▸ **WHAT TO DO**:
Pick out the lines below that contain the string "text" and copy them all.

▸ **Extracted data entries**:
################
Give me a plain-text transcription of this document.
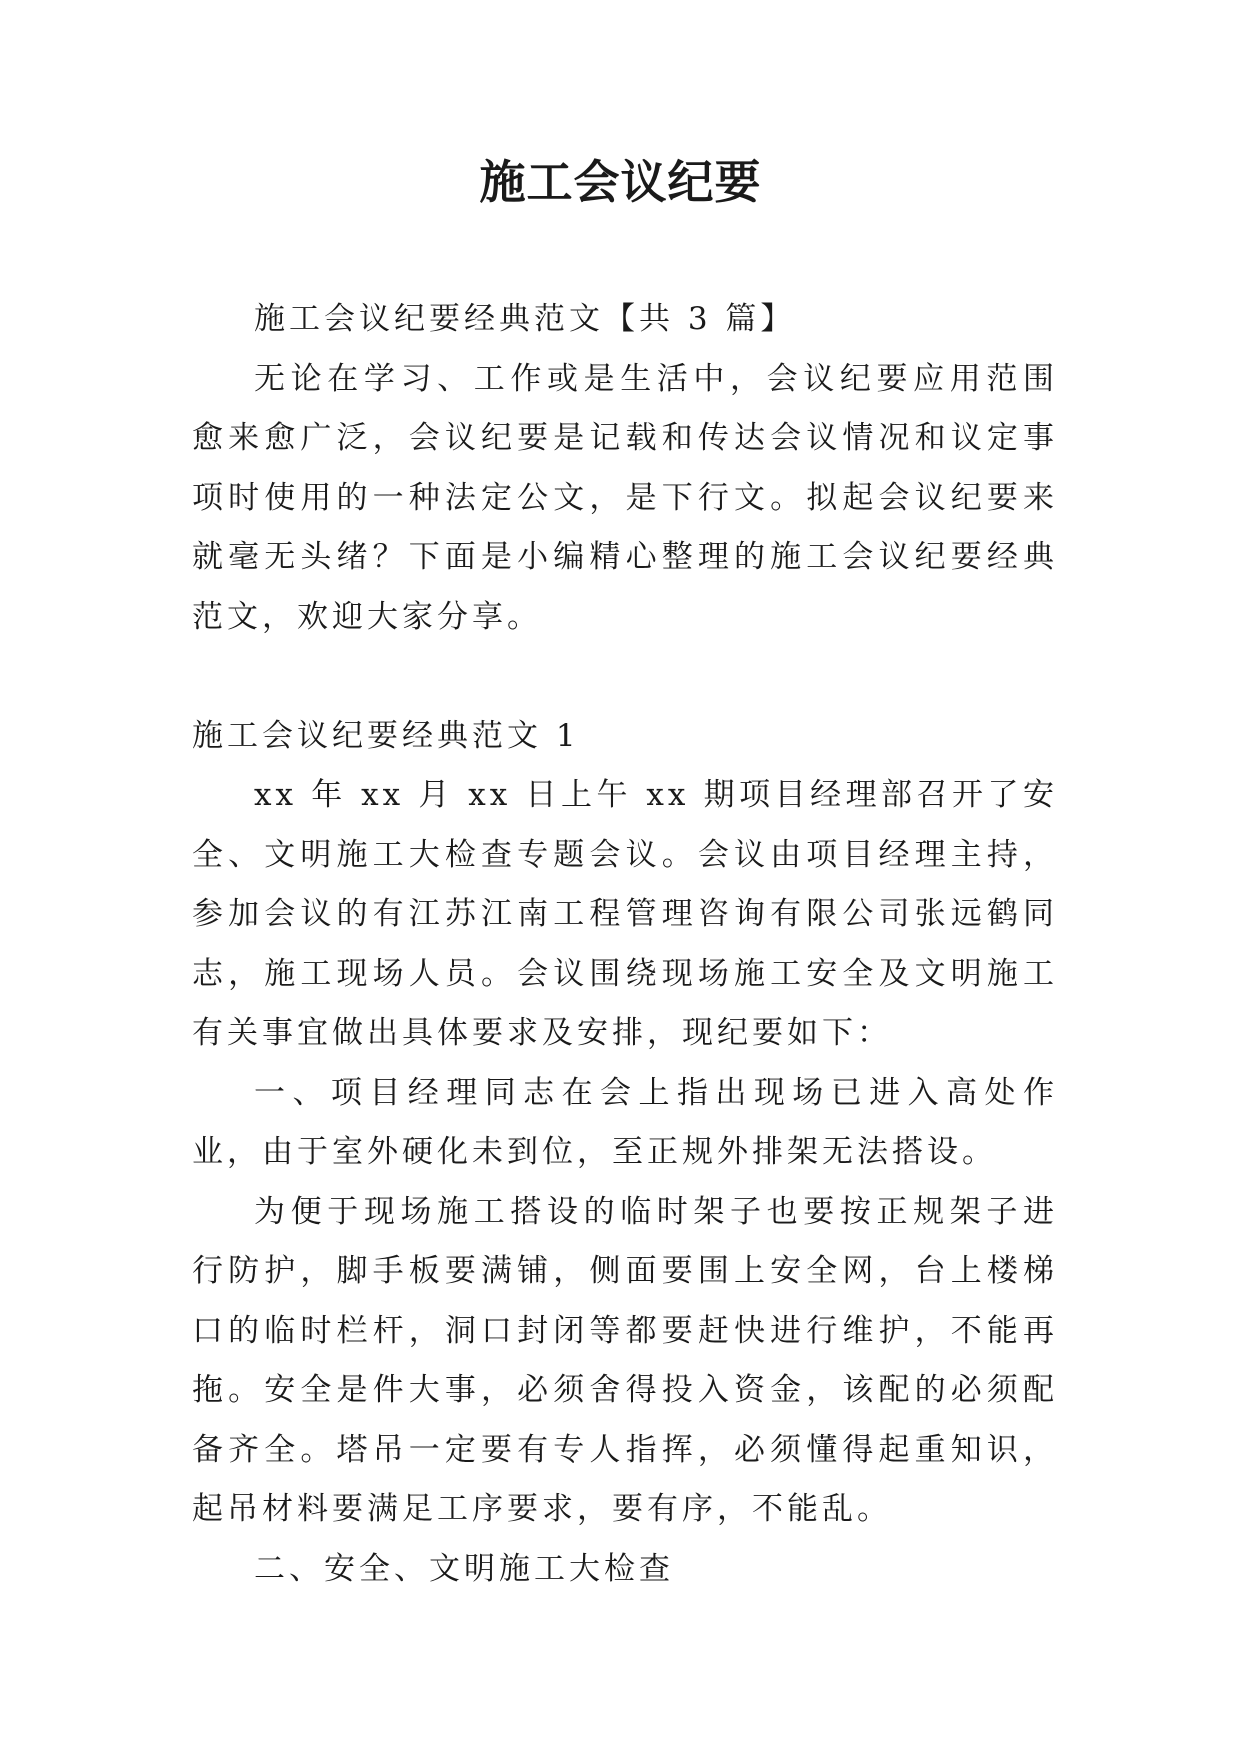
施工会议纪要

施工会议纪要经典范文【共 3 篇】

无论在学习、工作或是生活中，会议纪要应用范围愈来愈广泛，会议纪要是记载和传达会议情况和议定事项时使用的一种法定公文，是下行文。拟起会议纪要来就毫无头绪？下面是小编精心整理的施工会议纪要经典范文，欢迎大家分享。

施工会议纪要经典范文 1

xx 年 xx 月 xx 日上午 xx 期项目经理部召开了安全、文明施工大检查专题会议。会议由项目经理主持，参加会议的有江苏江南工程管理咨询有限公司张远鹤同志，施工现场人员。会议围绕现场施工安全及文明施工有关事宜做出具体要求及安排，现纪要如下：

一、项目经理同志在会上指出现场已进入高处作业，由于室外硬化未到位，至正规外排架无法搭设。

为便于现场施工搭设的临时架子也要按正规架子进行防护，脚手板要满铺，侧面要围上安全网，台上楼梯口的临时栏杆，洞口封闭等都要赶快进行维护，不能再拖。安全是件大事，必须舍得投入资金，该配的必须配备齐全。塔吊一定要有专人指挥，必须懂得起重知识，起吊材料要满足工序要求，要有序，不能乱。

二、安全、文明施工大检查
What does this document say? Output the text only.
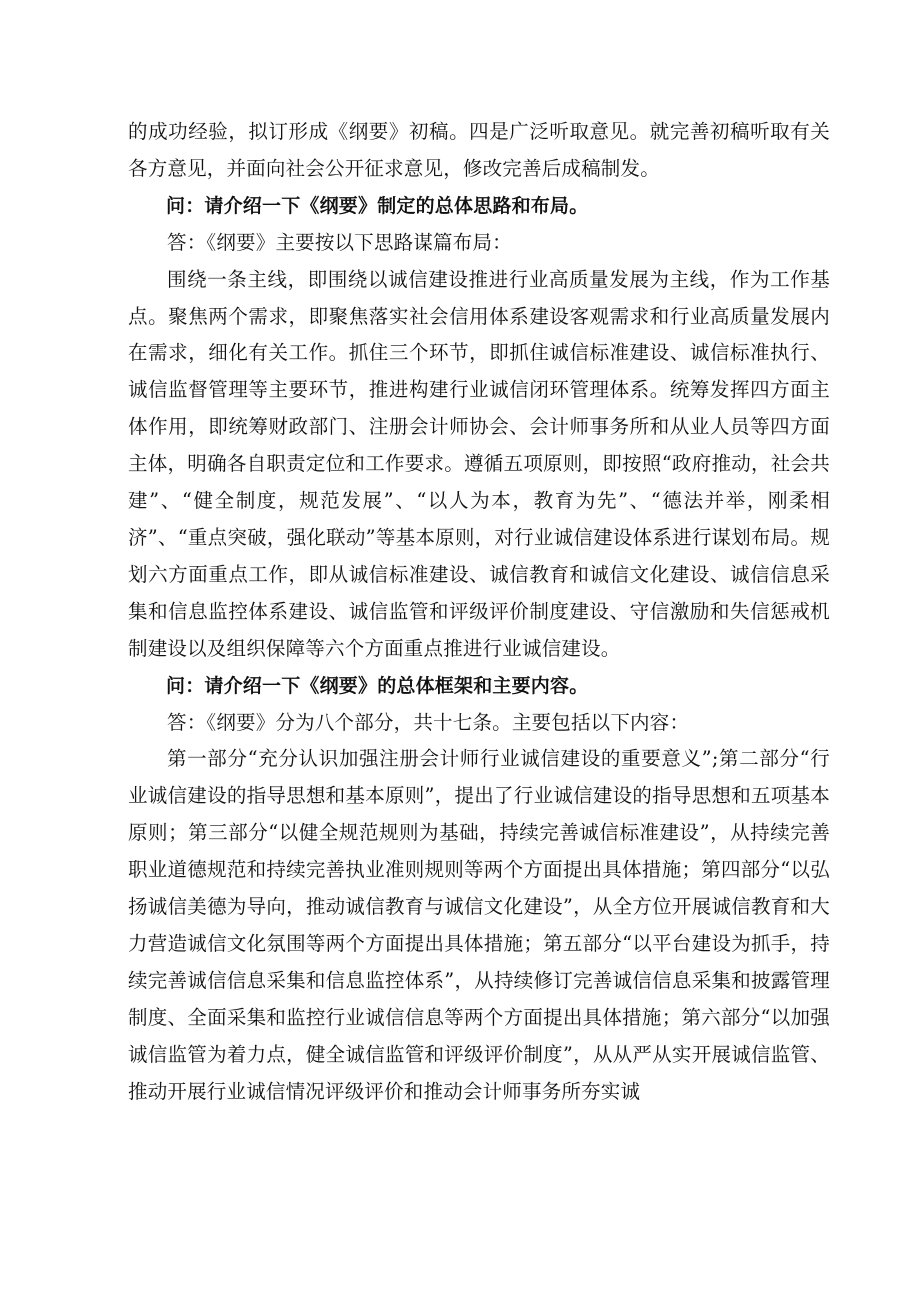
的成功经验，拟订形成《纲要》初稿。四是广泛听取意见。就完善初稿听取有关各方意见，并面向社会公开征求意见，修改完善后成稿制发。

问：请介绍一下《纲要》制定的总体思路和布局。

答：《纲要》主要按以下思路谋篇布局：

围绕一条主线，即围绕以诚信建设推进行业高质量发展为主线，作为工作基点。聚焦两个需求，即聚焦落实社会信用体系建设客观需求和行业高质量发展内在需求，细化有关工作。抓住三个环节，即抓住诚信标准建设、诚信标准执行、诚信监督管理等主要环节，推进构建行业诚信闭环管理体系。统筹发挥四方面主体作用，即统筹财政部门、注册会计师协会、会计师事务所和从业人员等四方面主体，明确各自职责定位和工作要求。遵循五项原则，即按照“政府推动，社会共建”、“健全制度，规范发展”、“以人为本，教育为先”、“德法并举，刚柔相济”、“重点突破，强化联动”等基本原则，对行业诚信建设体系进行谋划布局。规划六方面重点工作，即从诚信标准建设、诚信教育和诚信文化建设、诚信信息采集和信息监控体系建设、诚信监管和评级评价制度建设、守信激励和失信惩戒机制建设以及组织保障等六个方面重点推进行业诚信建设。

问：请介绍一下《纲要》的总体框架和主要内容。

答：《纲要》分为八个部分，共十七条。主要包括以下内容：

第一部分“充分认识加强注册会计师行业诚信建设的重要意义”;第二部分“行业诚信建设的指导思想和基本原则”，提出了行业诚信建设的指导思想和五项基本原则；第三部分“以健全规范规则为基础，持续完善诚信标准建设”，从持续完善职业道德规范和持续完善执业准则规则等两个方面提出具体措施；第四部分“以弘扬诚信美德为导向，推动诚信教育与诚信文化建设”，从全方位开展诚信教育和大力营造诚信文化氛围等两个方面提出具体措施；第五部分“以平台建设为抓手，持续完善诚信信息采集和信息监控体系”，从持续修订完善诚信信息采集和披露管理制度、全面采集和监控行业诚信信息等两个方面提出具体措施；第六部分“以加强诚信监管为着力点，健全诚信监管和评级评价制度”，从从严从实开展诚信监管、推动开展行业诚信情况评级评价和推动会计师事务所夯实诚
################
▸ **THE OUTPUT**:
Give me a plain-text transcription of this document.
What does this document say? Output the text only.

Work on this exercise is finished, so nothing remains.